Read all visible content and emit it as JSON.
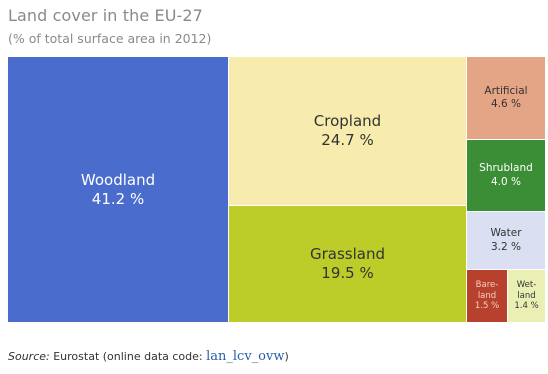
{
  "title": "Land cover in the EU-27",
  "subtitle": "(% of total surface area in 2012)",
  "source": {
    "label": "Source:",
    "text": " Eurostat (online data code: ",
    "code": "lan_lcv_ovw",
    "close": ")"
  },
  "chart_data": {
    "type": "treemap",
    "title": "Land cover in the EU-27",
    "subtitle": "(% of total surface area in 2012)",
    "items": [
      {
        "name": "Woodland",
        "value": 41.2,
        "label": "41.2 %",
        "color": "#4a6ccd",
        "text_color": "#ffffff"
      },
      {
        "name": "Cropland",
        "value": 24.7,
        "label": "24.7 %",
        "color": "#f7ecad",
        "text_color": "#333333"
      },
      {
        "name": "Grassland",
        "value": 19.5,
        "label": "19.5 %",
        "color": "#bccd2a",
        "text_color": "#333333"
      },
      {
        "name": "Artificial",
        "value": 4.6,
        "label": "4.6 %",
        "color": "#e4a486",
        "text_color": "#333333"
      },
      {
        "name": "Shrubland",
        "value": 4.0,
        "label": "4.0 %",
        "color": "#3c8e36",
        "text_color": "#ffffff"
      },
      {
        "name": "Water",
        "value": 3.2,
        "label": "3.2 %",
        "color": "#dadff2",
        "text_color": "#333333"
      },
      {
        "name": "Bare-\nland",
        "value": 1.5,
        "label": "1.5 %",
        "color": "#b8412d",
        "text_color": "#f2d0c0"
      },
      {
        "name": "Wet-\nland",
        "value": 1.4,
        "label": "1.4 %",
        "color": "#eaf0b4",
        "text_color": "#333333"
      }
    ]
  }
}
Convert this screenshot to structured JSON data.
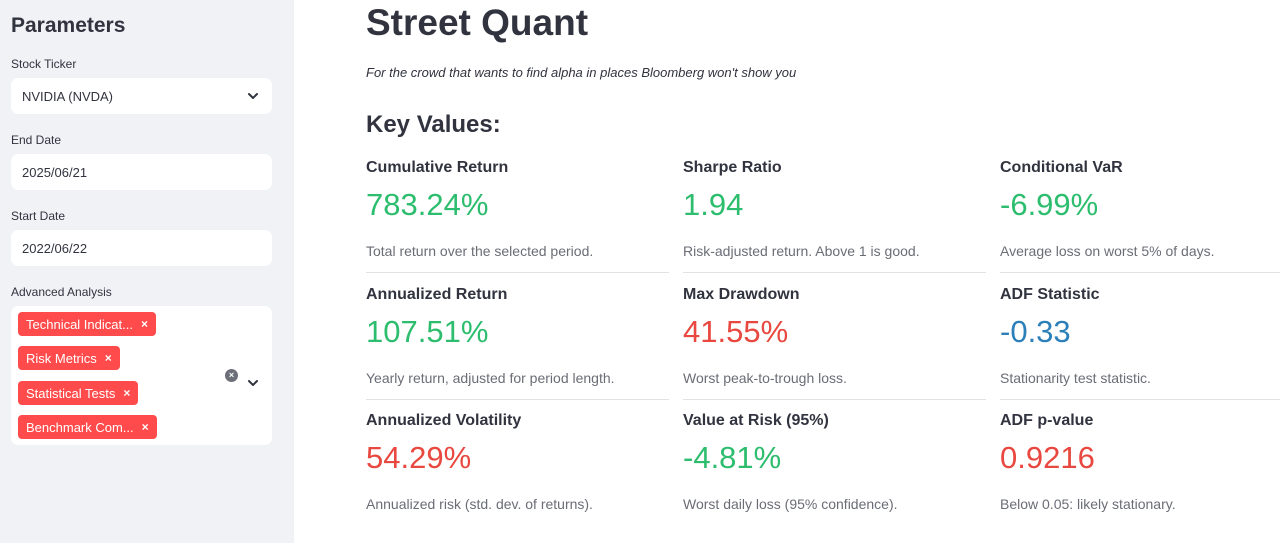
{
  "sidebar": {
    "title": "Parameters",
    "ticker": {
      "label": "Stock Ticker",
      "value": "NVIDIA (NVDA)"
    },
    "end_date": {
      "label": "End Date",
      "value": "2025/06/21"
    },
    "start_date": {
      "label": "Start Date",
      "value": "2022/06/22"
    },
    "advanced": {
      "label": "Advanced Analysis",
      "tags": [
        "Technical Indicat...",
        "Risk Metrics",
        "Statistical Tests",
        "Benchmark Com..."
      ],
      "remove_glyph": "×",
      "clear_glyph": "×"
    }
  },
  "main": {
    "title": "Street Quant",
    "subtitle": "For the crowd that wants to find alpha in places Bloomberg won't show you",
    "section_title": "Key Values:",
    "metrics": [
      {
        "label": "Cumulative Return",
        "value": "783.24%",
        "desc": "Total return over the selected period.",
        "color": "#2dbd6e"
      },
      {
        "label": "Sharpe Ratio",
        "value": "1.94",
        "desc": "Risk-adjusted return. Above 1 is good.",
        "color": "#2dbd6e"
      },
      {
        "label": "Conditional VaR",
        "value": "-6.99%",
        "desc": "Average loss on worst 5% of days.",
        "color": "#2dbd6e"
      },
      {
        "label": "Annualized Return",
        "value": "107.51%",
        "desc": "Yearly return, adjusted for period length.",
        "color": "#2dbd6e"
      },
      {
        "label": "Max Drawdown",
        "value": "41.55%",
        "desc": "Worst peak-to-trough loss.",
        "color": "#e8483f"
      },
      {
        "label": "ADF Statistic",
        "value": "-0.33",
        "desc": "Stationarity test statistic.",
        "color": "#2c7fb8"
      },
      {
        "label": "Annualized Volatility",
        "value": "54.29%",
        "desc": "Annualized risk (std. dev. of returns).",
        "color": "#e8483f"
      },
      {
        "label": "Value at Risk (95%)",
        "value": "-4.81%",
        "desc": "Worst daily loss (95% confidence).",
        "color": "#2dbd6e"
      },
      {
        "label": "ADF p-value",
        "value": "0.9216",
        "desc": "Below 0.05: likely stationary.",
        "color": "#e8483f"
      }
    ]
  }
}
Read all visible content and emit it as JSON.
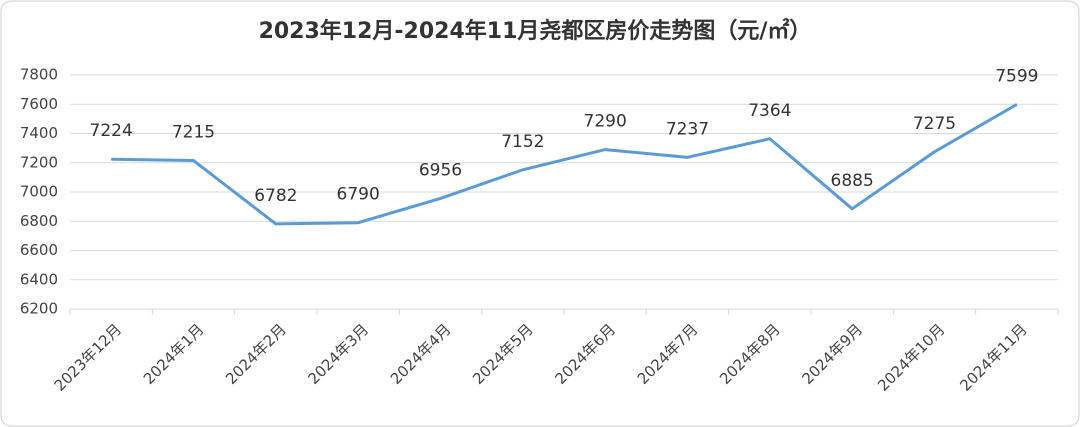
{
  "chart_data": {
    "type": "line",
    "title": "2023年12月-2024年11月尧都区房价走势图（元/㎡）",
    "categories": [
      "2023年12月",
      "2024年1月",
      "2024年2月",
      "2024年3月",
      "2024年4月",
      "2024年5月",
      "2024年6月",
      "2024年7月",
      "2024年8月",
      "2024年9月",
      "2024年10月",
      "2024年11月"
    ],
    "values": [
      7224,
      7215,
      6782,
      6790,
      6956,
      7152,
      7290,
      7237,
      7364,
      6885,
      7275,
      7599
    ],
    "color": "#5b9bd5",
    "ylim": [
      6200,
      7800
    ],
    "yticks": [
      6200,
      6400,
      6600,
      6800,
      7000,
      7200,
      7400,
      7600,
      7800
    ],
    "grid": true
  }
}
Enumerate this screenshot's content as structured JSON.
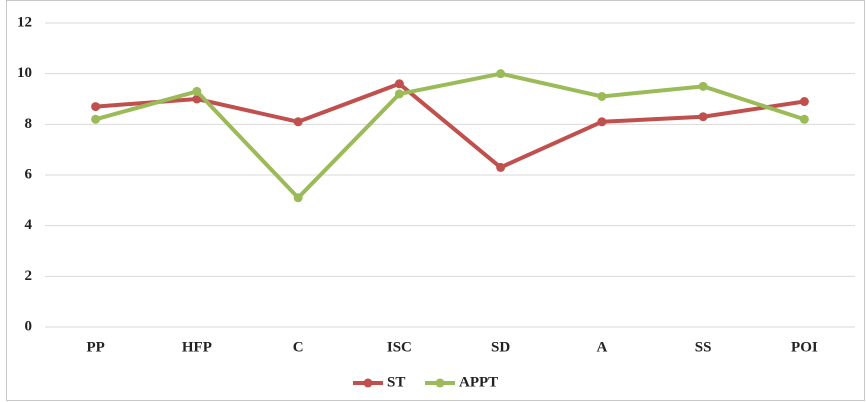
{
  "chart_data": {
    "type": "line",
    "categories": [
      "PP",
      "HFP",
      "C",
      "ISC",
      "SD",
      "A",
      "SS",
      "POI"
    ],
    "series": [
      {
        "name": "ST",
        "color": "#c0504d",
        "values": [
          8.7,
          9.0,
          8.1,
          9.6,
          6.3,
          8.1,
          8.3,
          8.9
        ]
      },
      {
        "name": "APPT",
        "color": "#9bbb59",
        "values": [
          8.2,
          9.3,
          5.1,
          9.2,
          10.0,
          9.1,
          9.5,
          8.2
        ]
      }
    ],
    "ylim": [
      0,
      12
    ],
    "yticks": [
      0,
      2,
      4,
      6,
      8,
      10,
      12
    ],
    "grid": true,
    "legend": "bottom"
  }
}
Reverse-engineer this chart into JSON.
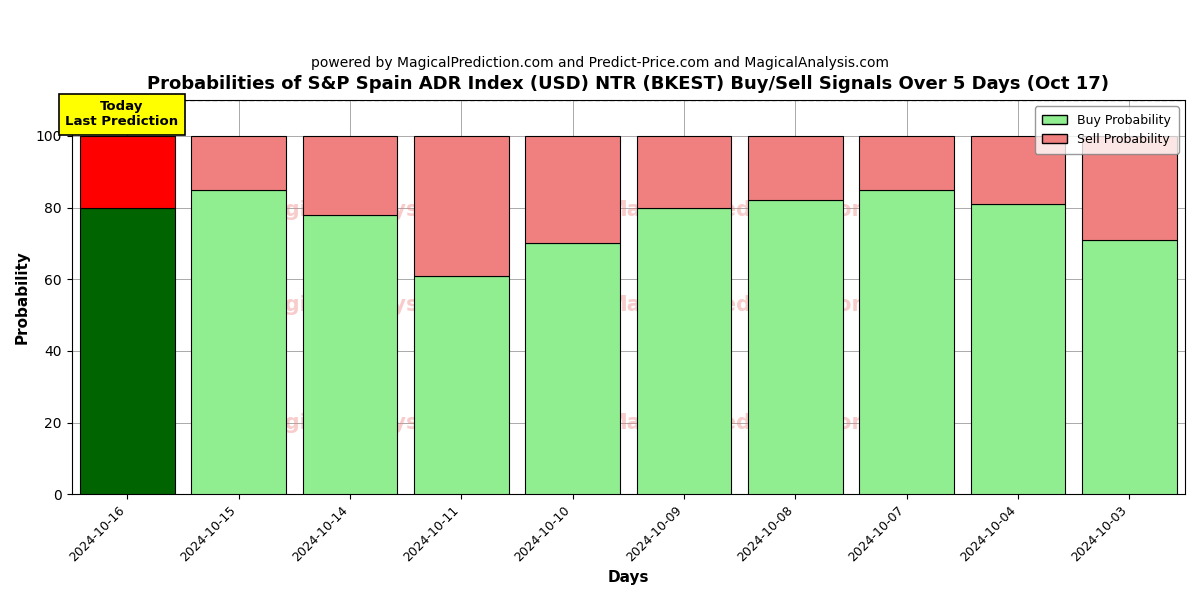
{
  "title": "Probabilities of S&P Spain ADR Index (USD) NTR (BKEST) Buy/Sell Signals Over 5 Days (Oct 17)",
  "subtitle": "powered by MagicalPrediction.com and Predict-Price.com and MagicalAnalysis.com",
  "xlabel": "Days",
  "ylabel": "Probability",
  "categories": [
    "2024-10-16",
    "2024-10-15",
    "2024-10-14",
    "2024-10-11",
    "2024-10-10",
    "2024-10-09",
    "2024-10-08",
    "2024-10-07",
    "2024-10-04",
    "2024-10-03"
  ],
  "buy_values": [
    80,
    85,
    78,
    61,
    70,
    80,
    82,
    85,
    81,
    71
  ],
  "sell_values": [
    20,
    15,
    22,
    39,
    30,
    20,
    18,
    15,
    19,
    29
  ],
  "today_index": 0,
  "today_buy_color": "#006400",
  "today_sell_color": "#FF0000",
  "buy_color": "#90EE90",
  "sell_color": "#F08080",
  "today_label_bg": "#FFFF00",
  "today_label_text": "Today\nLast Prediction",
  "ylim": [
    0,
    110
  ],
  "yticks": [
    0,
    20,
    40,
    60,
    80,
    100
  ],
  "dashed_line_y": 110,
  "legend_buy": "Buy Probability",
  "legend_sell": "Sell Probability",
  "bar_edge_color": "#000000",
  "bar_width": 0.85,
  "background_color": "#ffffff",
  "grid_color": "#aaaaaa",
  "title_fontsize": 13,
  "subtitle_fontsize": 10
}
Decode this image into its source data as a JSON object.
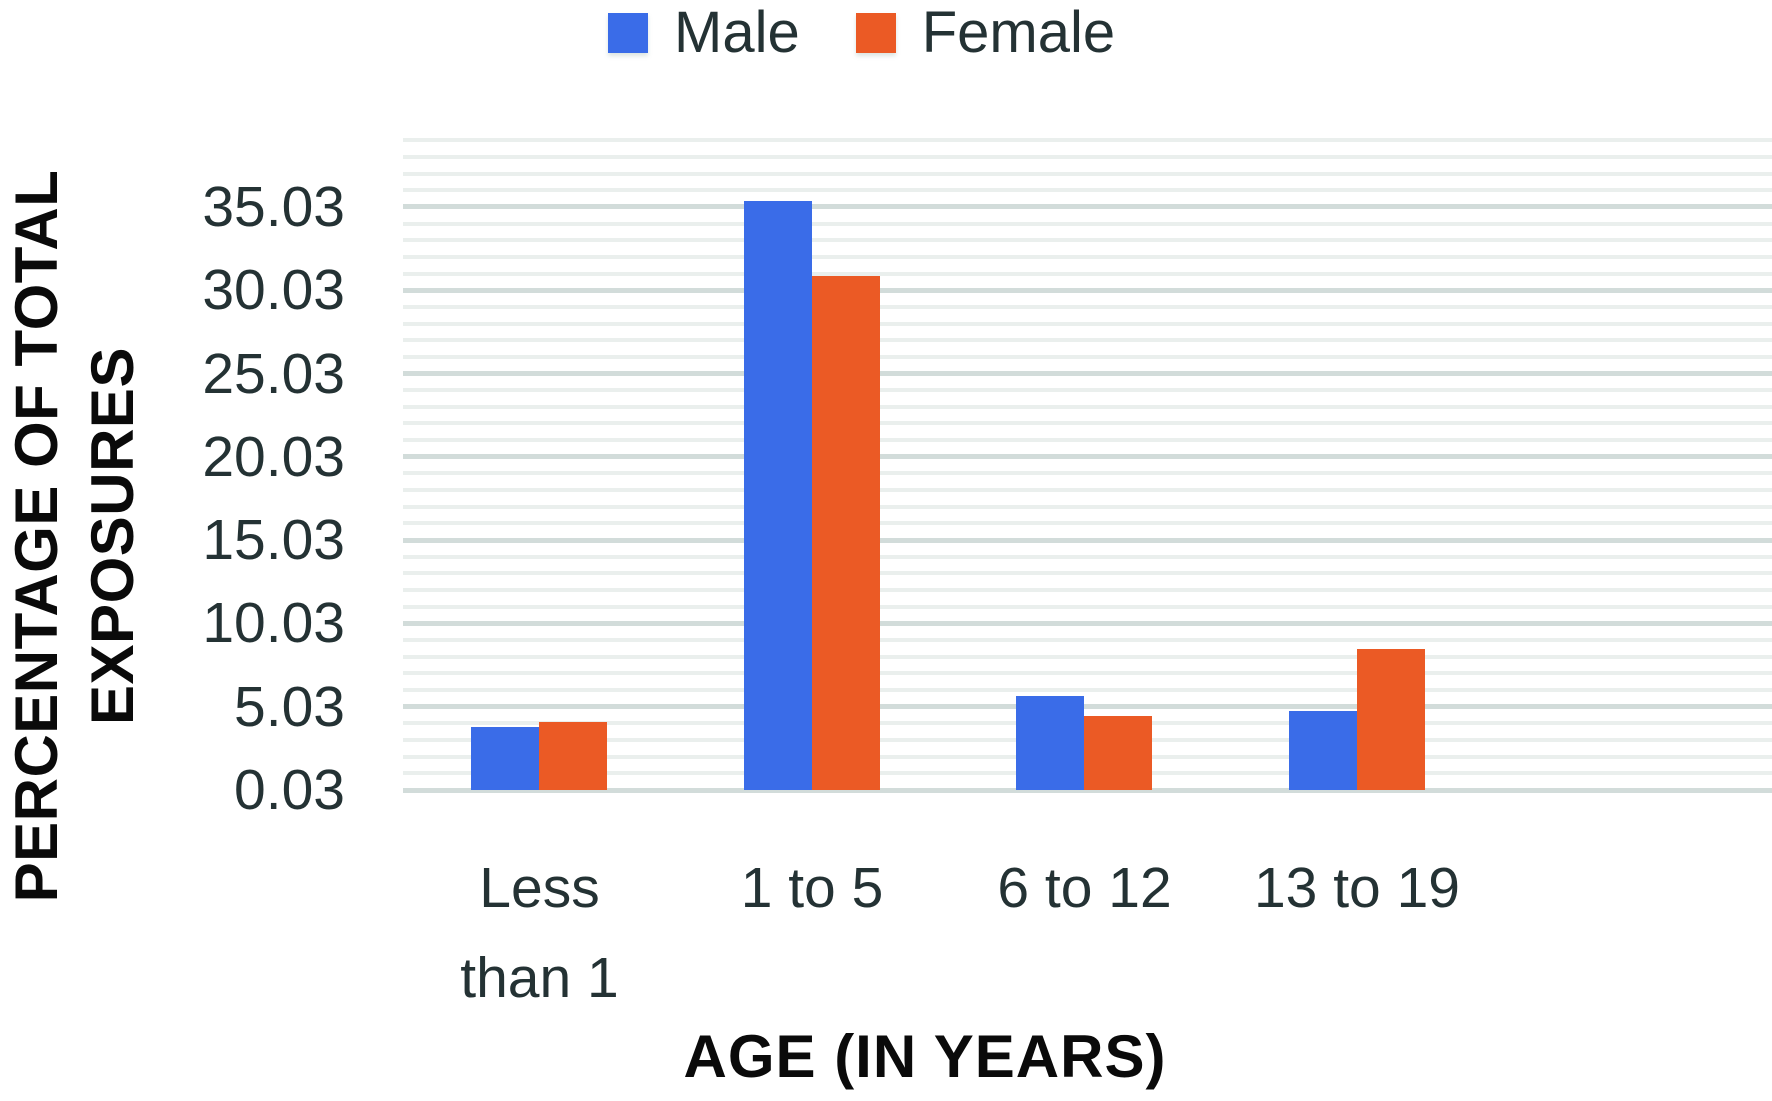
▬▬▬▬▬▬
SET PROBLEM: Quote each entry above verbatim and drop the pictures.

FINAL RESULT:
Read all visible content and emit it as JSON.
{
  "title": "Land cover in the EU-27",
  "subtitle": "(% of total surface area in 2012)",
  "source": {
    "label": "Source:",
    "text": " Eurostat (online data code: ",
    "code": "lan_lcv_ovw",
    "close": ")"
  },
  "chart_data": {
    "type": "treemap",
    "title": "Land cover in the EU-27",
    "subtitle": "(% of total surface area in 2012)",
    "items": [
      {
        "name": "Woodland",
        "value": 41.2,
        "label": "41.2 %",
        "color": "#4a6ccd",
        "text_color": "#ffffff"
      },
      {
        "name": "Cropland",
        "value": 24.7,
        "label": "24.7 %",
        "color": "#f7ecad",
        "text_color": "#333333"
      },
      {
        "name": "Grassland",
        "value": 19.5,
        "label": "19.5 %",
        "color": "#bccd2a",
        "text_color": "#333333"
      },
      {
        "name": "Artificial",
        "value": 4.6,
        "label": "4.6 %",
        "color": "#e4a486",
        "text_color": "#333333"
      },
      {
        "name": "Shrubland",
        "value": 4.0,
        "label": "4.0 %",
        "color": "#3c8e36",
        "text_color": "#ffffff"
      },
      {
        "name": "Water",
        "value": 3.2,
        "label": "3.2 %",
        "color": "#dadff2",
        "text_color": "#333333"
      },
      {
        "name": "Bare-\nland",
        "value": 1.5,
        "label": "1.5 %",
        "color": "#b8412d",
        "text_color": "#f2d0c0"
      },
      {
        "name": "Wet-\nland",
        "value": 1.4,
        "label": "1.4 %",
        "color": "#eaf0b4",
        "text_color": "#333333"
      }
    ]
  }
}
Convert this screenshot to structured JSON data.
{
  "sidebar": {
    "title": "Parameters",
    "ticker": {
      "label": "Stock Ticker",
      "value": "NVIDIA (NVDA)"
    },
    "end_date": {
      "label": "End Date",
      "value": "2025/06/21"
    },
    "start_date": {
      "label": "Start Date",
      "value": "2022/06/22"
    },
    "advanced": {
      "label": "Advanced Analysis",
      "tags": [
        "Technical Indicat...",
        "Risk Metrics",
        "Statistical Tests",
        "Benchmark Com..."
      ],
      "remove_glyph": "×",
      "clear_glyph": "×"
    }
  },
  "main": {
    "title": "Street Quant",
    "subtitle": "For the crowd that wants to find alpha in places Bloomberg won't show you",
    "section_title": "Key Values:",
    "metrics": [
      {
        "label": "Cumulative Return",
        "value": "783.24%",
        "desc": "Total return over the selected period.",
        "color": "#2dbd6e"
      },
      {
        "label": "Sharpe Ratio",
        "value": "1.94",
        "desc": "Risk-adjusted return. Above 1 is good.",
        "color": "#2dbd6e"
      },
      {
        "label": "Conditional VaR",
        "value": "-6.99%",
        "desc": "Average loss on worst 5% of days.",
        "color": "#2dbd6e"
      },
      {
        "label": "Annualized Return",
        "value": "107.51%",
        "desc": "Yearly return, adjusted for period length.",
        "color": "#2dbd6e"
      },
      {
        "label": "Max Drawdown",
        "value": "41.55%",
        "desc": "Worst peak-to-trough loss.",
        "color": "#e8483f"
      },
      {
        "label": "ADF Statistic",
        "value": "-0.33",
        "desc": "Stationarity test statistic.",
        "color": "#2c7fb8"
      },
      {
        "label": "Annualized Volatility",
        "value": "54.29%",
        "desc": "Annualized risk (std. dev. of returns).",
        "color": "#e8483f"
      },
      {
        "label": "Value at Risk (95%)",
        "value": "-4.81%",
        "desc": "Worst daily loss (95% confidence).",
        "color": "#2dbd6e"
      },
      {
        "label": "ADF p-value",
        "value": "0.9216",
        "desc": "Below 0.05: likely stationary.",
        "color": "#e8483f"
      }
    ]
  }
}
Read all visible content and emit it as JSON.
{
  "chart_data": {
    "type": "line",
    "title": "2023年12月-2024年11月尧都区房价走势图（元/㎡）",
    "categories": [
      "2023年12月",
      "2024年1月",
      "2024年2月",
      "2024年3月",
      "2024年4月",
      "2024年5月",
      "2024年6月",
      "2024年7月",
      "2024年8月",
      "2024年9月",
      "2024年10月",
      "2024年11月"
    ],
    "values": [
      7224,
      7215,
      6782,
      6790,
      6956,
      7152,
      7290,
      7237,
      7364,
      6885,
      7275,
      7599
    ],
    "color": "#5b9bd5",
    "ylim": [
      6200,
      7800
    ],
    "yticks": [
      6200,
      6400,
      6600,
      6800,
      7000,
      7200,
      7400,
      7600,
      7800
    ],
    "grid": true
  }
}
Enumerate this screenshot's content as structured JSON.
{
  "chart_data": {
    "type": "line",
    "categories": [
      "PP",
      "HFP",
      "C",
      "ISC",
      "SD",
      "A",
      "SS",
      "POI"
    ],
    "series": [
      {
        "name": "ST",
        "color": "#c0504d",
        "values": [
          8.7,
          9.0,
          8.1,
          9.6,
          6.3,
          8.1,
          8.3,
          8.9
        ]
      },
      {
        "name": "APPT",
        "color": "#9bbb59",
        "values": [
          8.2,
          9.3,
          5.1,
          9.2,
          10.0,
          9.1,
          9.5,
          8.2
        ]
      }
    ],
    "ylim": [
      0,
      12
    ],
    "yticks": [
      0,
      2,
      4,
      6,
      8,
      10,
      12
    ],
    "grid": true,
    "legend": "bottom"
  }
}
Reverse-engineer this chart into JSON.
{
  "title": "Probabilities of S&P Spain ADR Index (USD) NTR (BKEST) Buy/Sell Signals Over 5 Days (Oct 17)",
  "subtitle": "powered by MagicalPrediction.com and Predict-Price.com and MagicalAnalysis.com",
  "xlabel": "Days",
  "ylabel": "Probability",
  "categories": [
    "2024-10-16",
    "2024-10-15",
    "2024-10-14",
    "2024-10-11",
    "2024-10-10",
    "2024-10-09",
    "2024-10-08",
    "2024-10-07",
    "2024-10-04",
    "2024-10-03"
  ],
  "buy_values": [
    80,
    85,
    78,
    61,
    70,
    80,
    82,
    85,
    81,
    71
  ],
  "sell_values": [
    20,
    15,
    22,
    39,
    30,
    20,
    18,
    15,
    19,
    29
  ],
  "today_index": 0,
  "today_buy_color": "#006400",
  "today_sell_color": "#FF0000",
  "buy_color": "#90EE90",
  "sell_color": "#F08080",
  "today_label_bg": "#FFFF00",
  "today_label_text": "Today\nLast Prediction",
  "ylim": [
    0,
    110
  ],
  "yticks": [
    0,
    20,
    40,
    60,
    80,
    100
  ],
  "dashed_line_y": 110,
  "legend_buy": "Buy Probability",
  "legend_sell": "Sell Probability",
  "bar_edge_color": "#000000",
  "bar_width": 0.85,
  "background_color": "#ffffff",
  "grid_color": "#aaaaaa",
  "title_fontsize": 13,
  "subtitle_fontsize": 10
}
Decode this image into its source data as a JSON object.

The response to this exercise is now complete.